| TASK GOAL |
Extract every record, keeping each one exactly as it is.
──────── ENTRIES PROVIDED ────────
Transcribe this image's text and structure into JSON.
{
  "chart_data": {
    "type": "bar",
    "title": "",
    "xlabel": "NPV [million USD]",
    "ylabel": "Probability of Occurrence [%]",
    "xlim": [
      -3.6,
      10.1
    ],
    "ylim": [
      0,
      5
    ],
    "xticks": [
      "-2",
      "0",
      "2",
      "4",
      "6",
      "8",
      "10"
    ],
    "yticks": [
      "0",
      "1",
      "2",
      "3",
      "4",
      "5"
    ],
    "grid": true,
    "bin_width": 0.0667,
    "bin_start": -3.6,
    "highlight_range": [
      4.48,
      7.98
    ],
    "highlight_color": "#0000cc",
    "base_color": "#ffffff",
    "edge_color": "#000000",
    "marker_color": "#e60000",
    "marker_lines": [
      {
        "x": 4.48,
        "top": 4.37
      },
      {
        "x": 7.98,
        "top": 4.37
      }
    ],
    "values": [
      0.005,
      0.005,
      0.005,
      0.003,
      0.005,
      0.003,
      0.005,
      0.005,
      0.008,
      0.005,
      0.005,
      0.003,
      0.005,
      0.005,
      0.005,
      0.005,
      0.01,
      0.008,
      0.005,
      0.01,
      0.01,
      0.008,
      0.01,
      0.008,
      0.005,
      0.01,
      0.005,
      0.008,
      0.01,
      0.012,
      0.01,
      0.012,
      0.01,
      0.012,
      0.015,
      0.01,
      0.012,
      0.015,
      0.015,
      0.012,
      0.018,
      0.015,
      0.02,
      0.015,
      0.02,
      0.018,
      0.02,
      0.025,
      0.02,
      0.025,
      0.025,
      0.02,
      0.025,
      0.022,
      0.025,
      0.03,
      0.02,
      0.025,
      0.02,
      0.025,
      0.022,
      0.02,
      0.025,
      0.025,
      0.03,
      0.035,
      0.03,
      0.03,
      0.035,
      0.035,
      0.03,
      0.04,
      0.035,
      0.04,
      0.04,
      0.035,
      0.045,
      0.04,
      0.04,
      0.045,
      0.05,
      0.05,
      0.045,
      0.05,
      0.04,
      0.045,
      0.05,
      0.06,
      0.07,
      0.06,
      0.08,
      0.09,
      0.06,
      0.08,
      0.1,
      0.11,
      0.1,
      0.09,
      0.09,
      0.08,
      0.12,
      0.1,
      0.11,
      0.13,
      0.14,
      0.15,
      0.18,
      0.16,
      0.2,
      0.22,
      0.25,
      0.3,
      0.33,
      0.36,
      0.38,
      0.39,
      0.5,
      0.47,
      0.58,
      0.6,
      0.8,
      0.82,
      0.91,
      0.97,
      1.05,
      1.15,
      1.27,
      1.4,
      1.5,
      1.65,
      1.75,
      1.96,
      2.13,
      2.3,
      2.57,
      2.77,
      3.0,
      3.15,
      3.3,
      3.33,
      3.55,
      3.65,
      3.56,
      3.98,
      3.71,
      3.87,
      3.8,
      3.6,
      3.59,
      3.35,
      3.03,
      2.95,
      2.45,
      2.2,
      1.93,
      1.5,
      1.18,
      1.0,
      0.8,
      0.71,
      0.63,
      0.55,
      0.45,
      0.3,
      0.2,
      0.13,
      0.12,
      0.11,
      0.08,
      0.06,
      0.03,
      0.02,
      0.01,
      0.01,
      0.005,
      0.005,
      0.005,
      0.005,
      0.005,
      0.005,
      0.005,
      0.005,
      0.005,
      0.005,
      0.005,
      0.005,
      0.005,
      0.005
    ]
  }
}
────────
| RESULT FOR THIS TASK |
Transcribe this image's text and structure into JSON.
{
  "chart_data": {
    "type": "bar",
    "title": "",
    "xlabel": "NPV [million USD]",
    "ylabel": "Probability of Occurrence [%]",
    "xlim": [
      -3.6,
      10.1
    ],
    "ylim": [
      0,
      5
    ],
    "xticks": [
      "-2",
      "0",
      "2",
      "4",
      "6",
      "8",
      "10"
    ],
    "yticks": [
      "0",
      "1",
      "2",
      "3",
      "4",
      "5"
    ],
    "grid": true,
    "bin_width": 0.0667,
    "bin_start": -3.6,
    "highlight_range": [
      4.48,
      7.98
    ],
    "highlight_color": "#0000cc",
    "base_color": "#ffffff",
    "edge_color": "#000000",
    "marker_color": "#e60000",
    "marker_lines": [
      {
        "x": 4.48,
        "top": 4.37
      },
      {
        "x": 7.98,
        "top": 4.37
      }
    ],
    "values": [
      0.005,
      0.005,
      0.005,
      0.003,
      0.005,
      0.003,
      0.005,
      0.005,
      0.008,
      0.005,
      0.005,
      0.003,
      0.005,
      0.005,
      0.005,
      0.005,
      0.01,
      0.008,
      0.005,
      0.01,
      0.01,
      0.008,
      0.01,
      0.008,
      0.005,
      0.01,
      0.005,
      0.008,
      0.01,
      0.012,
      0.01,
      0.012,
      0.01,
      0.012,
      0.015,
      0.01,
      0.012,
      0.015,
      0.015,
      0.012,
      0.018,
      0.015,
      0.02,
      0.015,
      0.02,
      0.018,
      0.02,
      0.025,
      0.02,
      0.025,
      0.025,
      0.02,
      0.025,
      0.022,
      0.025,
      0.03,
      0.02,
      0.025,
      0.02,
      0.025,
      0.022,
      0.02,
      0.025,
      0.025,
      0.03,
      0.035,
      0.03,
      0.03,
      0.035,
      0.035,
      0.03,
      0.04,
      0.035,
      0.04,
      0.04,
      0.035,
      0.045,
      0.04,
      0.04,
      0.045,
      0.05,
      0.05,
      0.045,
      0.05,
      0.04,
      0.045,
      0.05,
      0.06,
      0.07,
      0.06,
      0.08,
      0.09,
      0.06,
      0.08,
      0.1,
      0.11,
      0.1,
      0.09,
      0.09,
      0.08,
      0.12,
      0.1,
      0.11,
      0.13,
      0.14,
      0.15,
      0.18,
      0.16,
      0.2,
      0.22,
      0.25,
      0.3,
      0.33,
      0.36,
      0.38,
      0.39,
      0.5,
      0.47,
      0.58,
      0.6,
      0.8,
      0.82,
      0.91,
      0.97,
      1.05,
      1.15,
      1.27,
      1.4,
      1.5,
      1.65,
      1.75,
      1.96,
      2.13,
      2.3,
      2.57,
      2.77,
      3.0,
      3.15,
      3.3,
      3.33,
      3.55,
      3.65,
      3.56,
      3.98,
      3.71,
      3.87,
      3.8,
      3.6,
      3.59,
      3.35,
      3.03,
      2.95,
      2.45,
      2.2,
      1.93,
      1.5,
      1.18,
      1.0,
      0.8,
      0.71,
      0.63,
      0.55,
      0.45,
      0.3,
      0.2,
      0.13,
      0.12,
      0.11,
      0.08,
      0.06,
      0.03,
      0.02,
      0.01,
      0.01,
      0.005,
      0.005,
      0.005,
      0.005,
      0.005,
      0.005,
      0.005,
      0.005,
      0.005,
      0.005,
      0.005,
      0.005,
      0.005,
      0.005
    ]
  }
}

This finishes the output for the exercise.